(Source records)
=====
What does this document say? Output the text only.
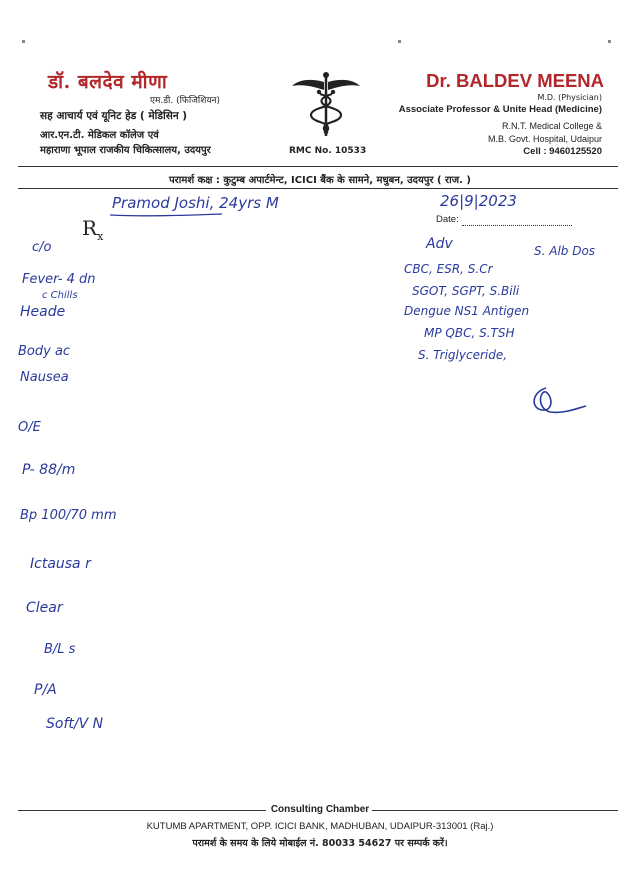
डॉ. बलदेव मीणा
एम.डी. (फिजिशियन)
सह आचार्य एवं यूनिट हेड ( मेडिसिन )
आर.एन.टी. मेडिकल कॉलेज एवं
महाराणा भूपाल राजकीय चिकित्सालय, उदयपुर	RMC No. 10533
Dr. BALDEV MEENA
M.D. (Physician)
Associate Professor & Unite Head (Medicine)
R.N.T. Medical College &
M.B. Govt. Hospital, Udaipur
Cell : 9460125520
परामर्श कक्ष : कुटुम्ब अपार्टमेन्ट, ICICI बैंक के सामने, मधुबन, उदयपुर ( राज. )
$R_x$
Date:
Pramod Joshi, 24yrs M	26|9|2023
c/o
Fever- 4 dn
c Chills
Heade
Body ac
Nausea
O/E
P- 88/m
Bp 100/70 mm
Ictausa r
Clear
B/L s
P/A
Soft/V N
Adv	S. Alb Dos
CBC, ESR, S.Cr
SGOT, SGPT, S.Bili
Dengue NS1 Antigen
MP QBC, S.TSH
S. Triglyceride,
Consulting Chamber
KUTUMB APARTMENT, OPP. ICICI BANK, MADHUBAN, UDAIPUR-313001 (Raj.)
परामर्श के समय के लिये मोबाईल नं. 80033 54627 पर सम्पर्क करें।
=====
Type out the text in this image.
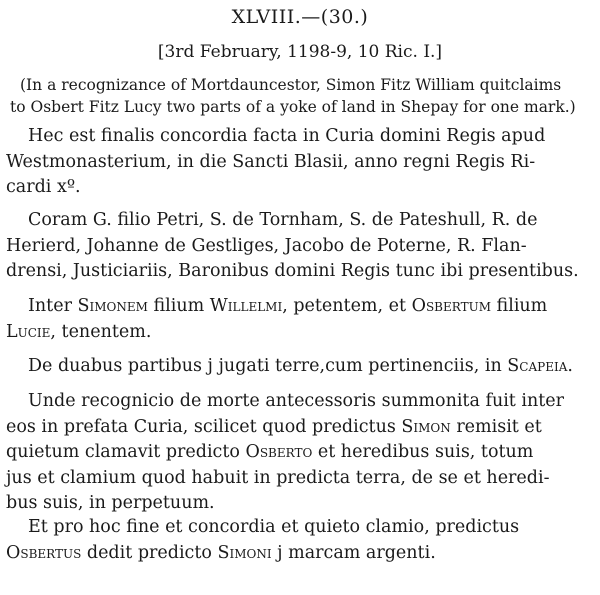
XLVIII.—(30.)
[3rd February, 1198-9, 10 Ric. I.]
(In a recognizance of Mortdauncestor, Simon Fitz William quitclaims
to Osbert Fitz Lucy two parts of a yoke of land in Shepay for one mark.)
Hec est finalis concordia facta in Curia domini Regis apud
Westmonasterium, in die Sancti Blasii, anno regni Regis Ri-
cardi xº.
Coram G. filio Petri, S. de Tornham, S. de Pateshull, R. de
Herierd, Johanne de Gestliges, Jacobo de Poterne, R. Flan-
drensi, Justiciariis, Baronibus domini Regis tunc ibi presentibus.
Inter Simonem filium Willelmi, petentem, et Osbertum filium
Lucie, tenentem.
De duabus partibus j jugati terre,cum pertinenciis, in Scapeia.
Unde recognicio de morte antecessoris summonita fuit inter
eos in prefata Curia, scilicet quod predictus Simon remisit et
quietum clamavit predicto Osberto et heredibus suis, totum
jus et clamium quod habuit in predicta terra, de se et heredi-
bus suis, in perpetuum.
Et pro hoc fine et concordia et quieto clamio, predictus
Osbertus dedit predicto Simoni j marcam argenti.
=====
§ **Work required**
Read through the entries and copy every line that includes "predicto".

§ **Output of the exercise**
quietum clamavit predicto Osberto et heredibus suis, totum
Osbertus dedit predicto Simoni j marcam argenti.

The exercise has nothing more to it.